*WHAT YOU SHOULD DO*: Substitute "pixel bounding box" for "pixel bbox" throughout the records below, leaving every other line unchanged and the pictures out.

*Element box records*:
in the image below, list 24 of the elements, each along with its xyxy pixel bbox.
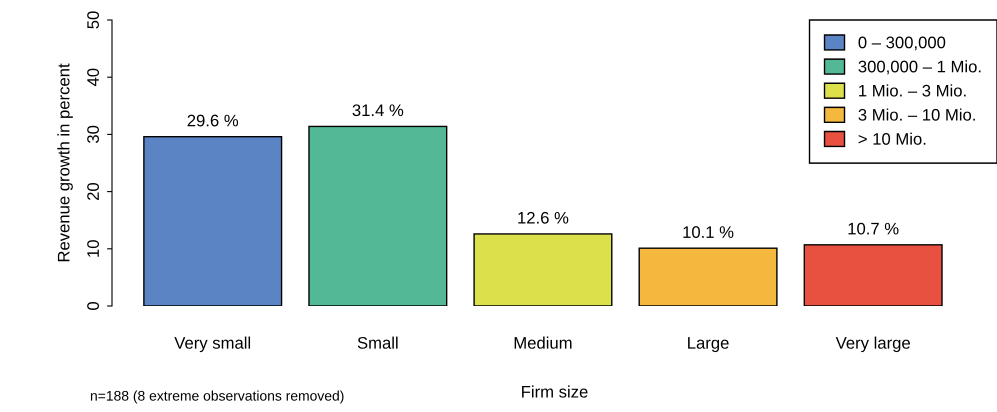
legend-label: 0 – 300,000 (858, 36, 946, 50)
text: n=188 (8 extreme observations removed) (90, 390, 344, 404)
y-tick-label: 10 (87, 240, 99, 257)
y-axis-title: Revenue growth in percent (57, 64, 73, 262)
legend-label: 3 Mio. – 10 Mio. (858, 108, 975, 121)
x-tick-label: Medium (514, 336, 572, 349)
data-label: 29.6 % (188, 114, 238, 126)
data-label: 31.4 % (352, 104, 404, 116)
legend-label: > 10 Mio. (858, 132, 926, 145)
legend-label: 300,000 – 1 Mio. (858, 60, 980, 74)
legend-label: 1 Mio. – 3 Mio. (859, 84, 966, 97)
x-tick-label: Small (358, 336, 398, 349)
x-tick-label: Large (688, 337, 729, 352)
y-tick-label: 40 (87, 68, 99, 86)
data-label: 10.7 % (848, 222, 899, 235)
x-axis-title: Firm size (522, 385, 588, 398)
y-tick-label: 50 (87, 11, 99, 29)
data-label: 12.6 % (518, 212, 568, 224)
x-tick-label: Very small (174, 336, 250, 352)
y-tick-label: 30 (87, 126, 99, 144)
x-tick-label: Very large (836, 336, 910, 352)
y-tick-label: 20 (87, 182, 99, 200)
data-label: 10.1 % (683, 226, 734, 238)
y-tick-label: 0 (87, 302, 99, 310)
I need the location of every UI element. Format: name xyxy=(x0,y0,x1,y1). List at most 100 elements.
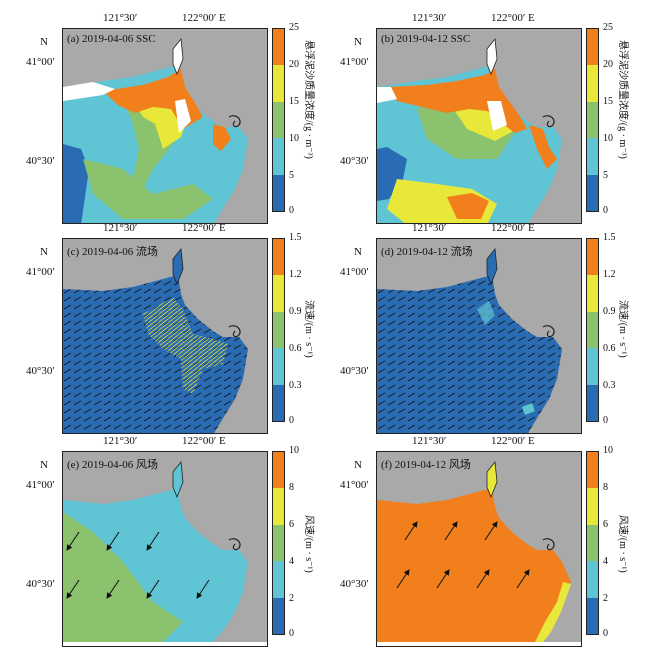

*RIGHT ANSWER*:
in the image below, list 24 of the elements, each along with its xyxy pixel bounding box.
legend-label: 0 – 300,000 (858, 36, 946, 50)
text: n=188 (8 extreme observations removed) (90, 390, 344, 404)
y-tick-label: 10 (87, 240, 99, 257)
y-axis-title: Revenue growth in percent (57, 64, 73, 262)
legend-label: 3 Mio. – 10 Mio. (858, 108, 975, 121)
x-tick-label: Medium (514, 336, 572, 349)
data-label: 29.6 % (188, 114, 238, 126)
data-label: 31.4 % (352, 104, 404, 116)
legend-label: > 10 Mio. (858, 132, 926, 145)
legend-label: 300,000 – 1 Mio. (858, 60, 980, 74)
legend-label: 1 Mio. – 3 Mio. (859, 84, 966, 97)
x-tick-label: Small (358, 336, 398, 349)
x-tick-label: Large (688, 337, 729, 352)
y-tick-label: 40 (87, 68, 99, 86)
data-label: 10.7 % (848, 222, 899, 235)
x-axis-title: Firm size (522, 385, 588, 398)
y-tick-label: 50 (87, 11, 99, 29)
data-label: 12.6 % (518, 212, 568, 224)
x-tick-label: Very small (174, 336, 250, 352)
y-tick-label: 30 (87, 126, 99, 144)
x-tick-label: Very large (836, 336, 910, 352)
y-tick-label: 20 (87, 182, 99, 200)
data-label: 10.1 % (683, 226, 734, 238)
y-tick-label: 0 (87, 302, 99, 310)
I need the location of every UI element. Format: name xyxy=(x0,y0,x1,y1). List at most 100 elements.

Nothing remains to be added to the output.